__To be done__.
In the listing that follows, count every line with the word "Marie" in it and write only the total.

__Provided data__.
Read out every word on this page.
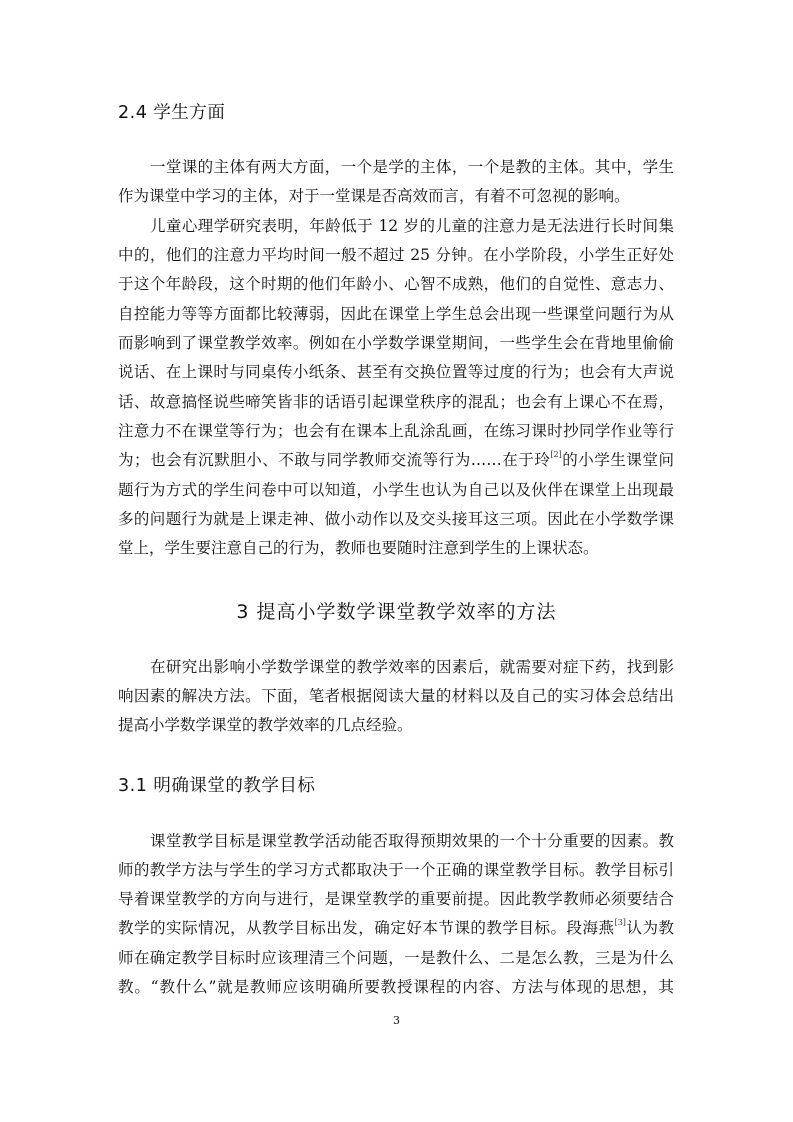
2.4 学生方面

一堂课的主体有两大方面，一个是学的主体，一个是教的主体。其中，学生

作为课堂中学习的主体，对于一堂课是否高效而言，有着不可忽视的影响。

儿童心理学研究表明，年龄低于 12 岁的儿童的注意力是无法进行长时间集

中的，他们的注意力平均时间一般不超过 25 分钟。在小学阶段，小学生正好处

于这个年龄段，这个时期的他们年龄小、心智不成熟，他们的自觉性、意志力、

自控能力等等方面都比较薄弱，因此在课堂上学生总会出现一些课堂问题行为从

而影响到了课堂教学效率。例如在小学数学课堂期间，一些学生会在背地里偷偷

说话、在上课时与同桌传小纸条、甚至有交换位置等过度的行为；也会有大声说

话、故意搞怪说些啼笑皆非的话语引起课堂秩序的混乱；也会有上课心不在焉，

注意力不在课堂等行为；也会有在课本上乱涂乱画，在练习课时抄同学作业等行

为；也会有沉默胆小、不敢与同学教师交流等行为……在于玲[2]的小学生课堂问

题行为方式的学生问卷中可以知道，小学生也认为自己以及伙伴在课堂上出现最

多的问题行为就是上课走神、做小动作以及交头接耳这三项。因此在小学数学课

堂上，学生要注意自己的行为，教师也要随时注意到学生的上课状态。

3 提高小学数学课堂教学效率的方法

在研究出影响小学数学课堂的教学效率的因素后，就需要对症下药，找到影

响因素的解决方法。下面，笔者根据阅读大量的材料以及自己的实习体会总结出

提高小学数学课堂的教学效率的几点经验。

3.1 明确课堂的教学目标

课堂教学目标是课堂教学活动能否取得预期效果的一个十分重要的因素。教

师的教学方法与学生的学习方式都取决于一个正确的课堂教学目标。教学目标引

导着课堂教学的方向与进行，是课堂教学的重要前提。因此教学教师必须要结合

教学的实际情况，从教学目标出发，确定好本节课的教学目标。段海燕[3]认为教

师在确定教学目标时应该理清三个问题，一是教什么、二是怎么教，三是为什么

教。“教什么”就是教师应该明确所要教授课程的内容、方法与体现的思想，其

3
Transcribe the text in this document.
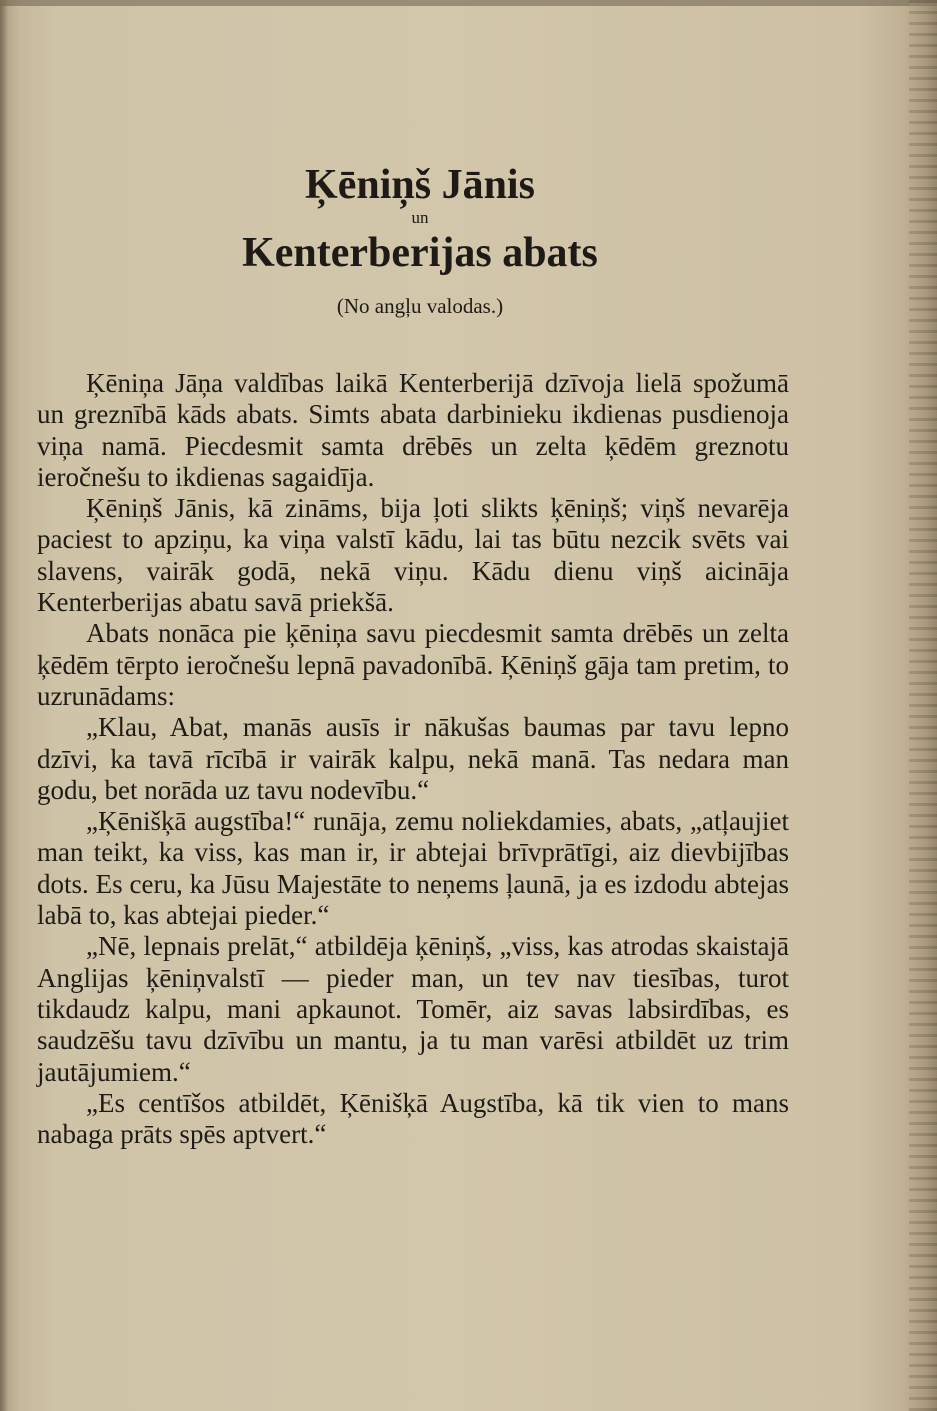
Ķēniņš Jānis
un
Kenterberijas abats
(No angļu valodas.)

Ķēniņa Jāņa valdības laikā Kenterberijā dzīvoja lielā spožumā un greznībā kāds abats. Simts abata darbinieku ikdienas pusdienoja viņa namā. Piecdesmit samta drēbēs un zelta ķēdēm greznotu ieročnešu to ikdienas sagaidīja.

Ķēniņš Jānis, kā zināms, bija ļoti slikts ķēniņš; viņš nevarēja paciest to apziņu, ka viņa valstī kādu, lai tas būtu nezcik svēts vai slavens, vairāk godā, nekā viņu. Kādu dienu viņš aicināja Kenterberijas abatu savā priekšā.

Abats nonāca pie ķēniņa savu piecdesmit samta drēbēs un zelta ķēdēm tērpto ieročnešu lepnā pavadonībā. Ķēniņš gāja tam pretim, to uzrunādams:

„Klau, Abat, manās ausīs ir nākušas baumas par tavu lepno dzīvi, ka tavā rīcībā ir vairāk kalpu, nekā manā. Tas nedara man godu, bet norāda uz tavu nodevību.“

„Ķēnišķā augstība!“ runāja, zemu noliekdamies, abats, „atļaujiet man teikt, ka viss, kas man ir, ir abtejai brīvprātīgi, aiz dievbijības dots. Es ceru, ka Jūsu Majestāte to neņems ļaunā, ja es izdodu abtejas labā to, kas abtejai pieder.“

„Nē, lepnais prelāt,“ atbildēja ķēniņš, „viss, kas atrodas skaistajā Anglijas ķēniņvalstī — pieder man, un tev nav tiesības, turot tikdaudz kalpu, mani apkaunot. Tomēr, aiz savas labsirdības, es saudzēšu tavu dzīvību un mantu, ja tu man varēsi atbildēt uz trim jautājumiem.“

„Es centīšos atbildēt, Ķēnišķā Augstība, kā tik vien to mans nabaga prāts spēs aptvert.“
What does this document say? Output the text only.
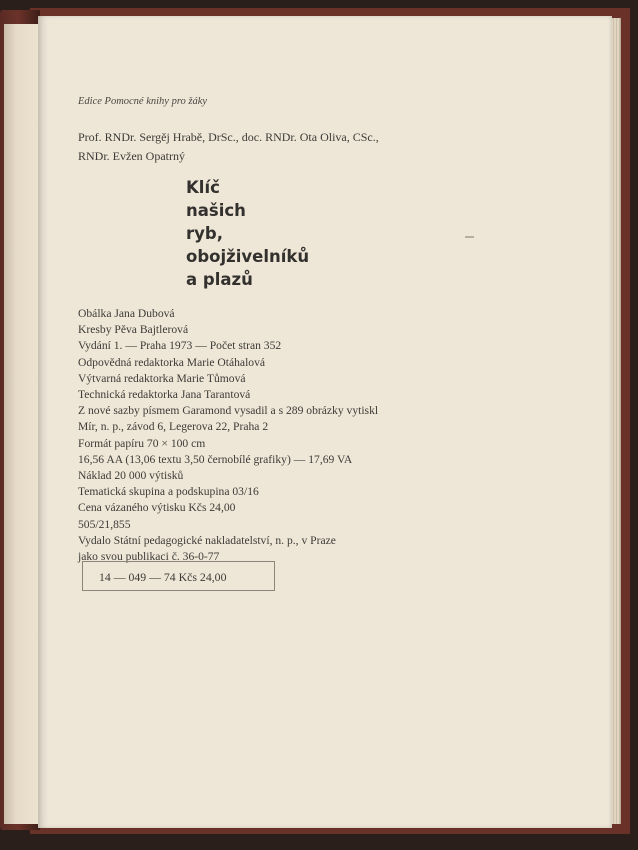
Edice Pomocné knihy pro žáky
Prof. RNDr. Sergěj Hrabě, DrSc., doc. RNDr. Ota Oliva, CSc.,
RNDr. Evžen Opatrný
Klíč
našich
ryb,
obojživelníků
a plazů
Obálka Jana Dubová
Kresby Pěva Bajtlerová
Vydání 1. — Praha 1973 — Počet stran 352
Odpovědná redaktorka Marie Otáhalová
Výtvarná redaktorka Marie Tůmová
Technická redaktorka Jana Tarantová
Z nové sazby písmem Garamond vysadil a s 289 obrázky vytiskl
Mír, n. p., závod 6, Legerova 22, Praha 2
Formát papíru 70 × 100 cm
16,56 AA (13,06 textu 3,50 černobílé grafiky) — 17,69 VA
Náklad 20 000 výtisků
Tematická skupina a podskupina 03/16
Cena vázaného výtisku Kčs 24,00
505/21,855
Vydalo Státní pedagogické nakladatelství, n. p., v Praze
jako svou publikaci č. 36-0-77
14 — 049 — 74 Kčs 24,00
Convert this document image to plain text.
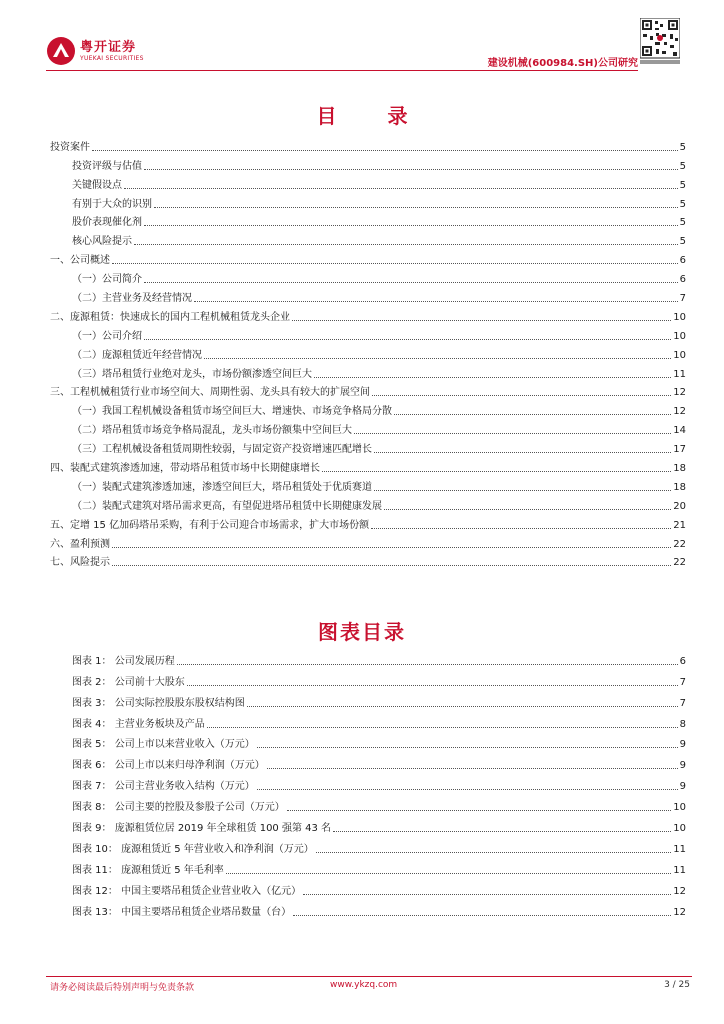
粤开证券
YUEKAI SECURITIES	建设机械(600984.SH)公司研究
目 录
投资案件	5
投资评级与估值	5
关键假设点	5
有别于大众的识别	5
股价表现催化剂	5
核心风险提示	5
一、公司概述	6
（一）公司简介	6
（二）主营业务及经营情况	7
二、庞源租赁：快速成长的国内工程机械租赁龙头企业	10
（一）公司介绍	10
（二）庞源租赁近年经营情况	10
（三）塔吊租赁行业绝对龙头，市场份额渗透空间巨大	11
三、工程机械租赁行业市场空间大、周期性弱、龙头具有较大的扩展空间	12
（一）我国工程机械设备租赁市场空间巨大、增速快、市场竞争格局分散	12
（二）塔吊租赁市场竞争格局混乱，龙头市场份额集中空间巨大	14
（三）工程机械设备租赁周期性较弱，与固定资产投资增速匹配增长	17
四、装配式建筑渗透加速，带动塔吊租赁市场中长期健康增长	18
（一）装配式建筑渗透加速，渗透空间巨大，塔吊租赁处于优质赛道	18
（二）装配式建筑对塔吊需求更高，有望促进塔吊租赁中长期健康发展	20
五、定增 15 亿加码塔吊采购，有利于公司迎合市场需求，扩大市场份额	21
六、盈利预测	22
七、风险提示	22
图表目录
图表 1： 公司发展历程	6
图表 2： 公司前十大股东	7
图表 3： 公司实际控股股东股权结构图	7
图表 4： 主营业务板块及产品	8
图表 5： 公司上市以来营业收入（万元）	9
图表 6： 公司上市以来归母净利润（万元）	9
图表 7： 公司主营业务收入结构（万元）	9
图表 8： 公司主要的控股及参股子公司（万元）	10
图表 9： 庞源租赁位居 2019 年全球租赁 100 强第 43 名	10
图表 10： 庞源租赁近 5 年营业收入和净利润（万元）	11
图表 11： 庞源租赁近 5 年毛利率	11
图表 12： 中国主要塔吊租赁企业营业收入（亿元）	12
图表 13： 中国主要塔吊租赁企业塔吊数量（台）	12
请务必阅读最后特别声明与免责条款	www.ykzq.com	3 / 25
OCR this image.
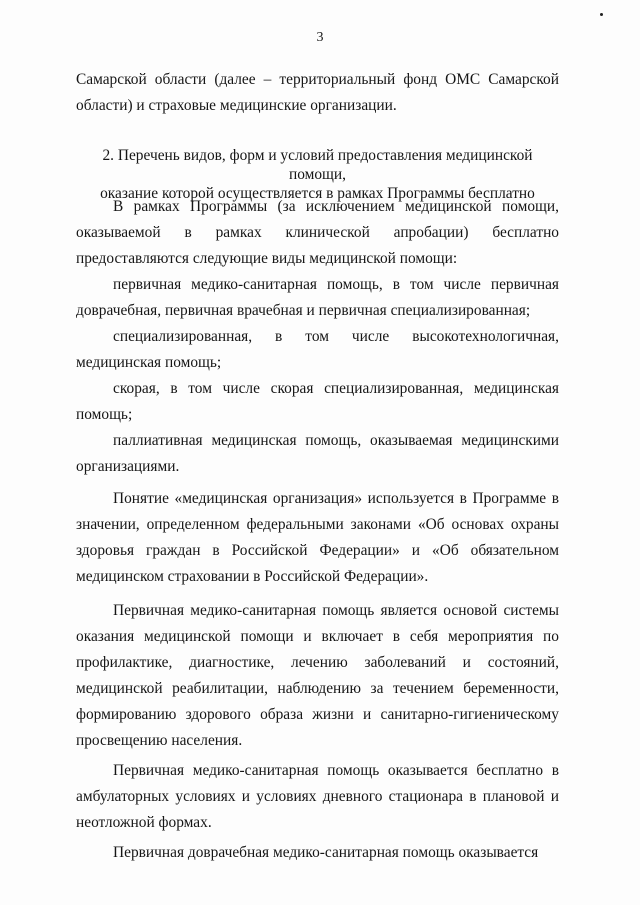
3

Самарской области (далее – территориальный фонд ОМС Самарской области) и страховые медицинские организации.

2. Перечень видов, форм и условий предоставления медицинской помощи,

оказание которой осуществляется в рамках Программы бесплатно

В рамках Программы (за исключением медицинской помощи, оказываемой в рамках клинической апробации) бесплатно предоставляются следующие виды медицинской помощи:

первичная медико-санитарная помощь, в том числе первичная доврачебная, первичная врачебная и первичная специализированная;

специализированная, в том числе высокотехнологичная, медицинская помощь;

скорая, в том числе скорая специализированная, медицинская помощь;

паллиативная медицинская помощь, оказываемая медицинскими организациями.

Понятие «медицинская организация» используется в Программе в значении, определенном федеральными законами «Об основах охраны здоровья граждан в Российской Федерации» и «Об обязательном медицинском страховании в Российской Федерации».

Первичная медико-санитарная помощь является основой системы оказания медицинской помощи и включает в себя мероприятия по профилактике, диагностике, лечению заболеваний и состояний, медицинской реабилитации, наблюдению за течением беременности, формированию здорового образа жизни и санитарно-гигиеническому просвещению населения.

Первичная медико-санитарная помощь оказывается бесплатно в амбулаторных условиях и условиях дневного стационара в плановой и неотложной формах.

Первичная доврачебная медико-санитарная помощь оказывается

__Reply__.
2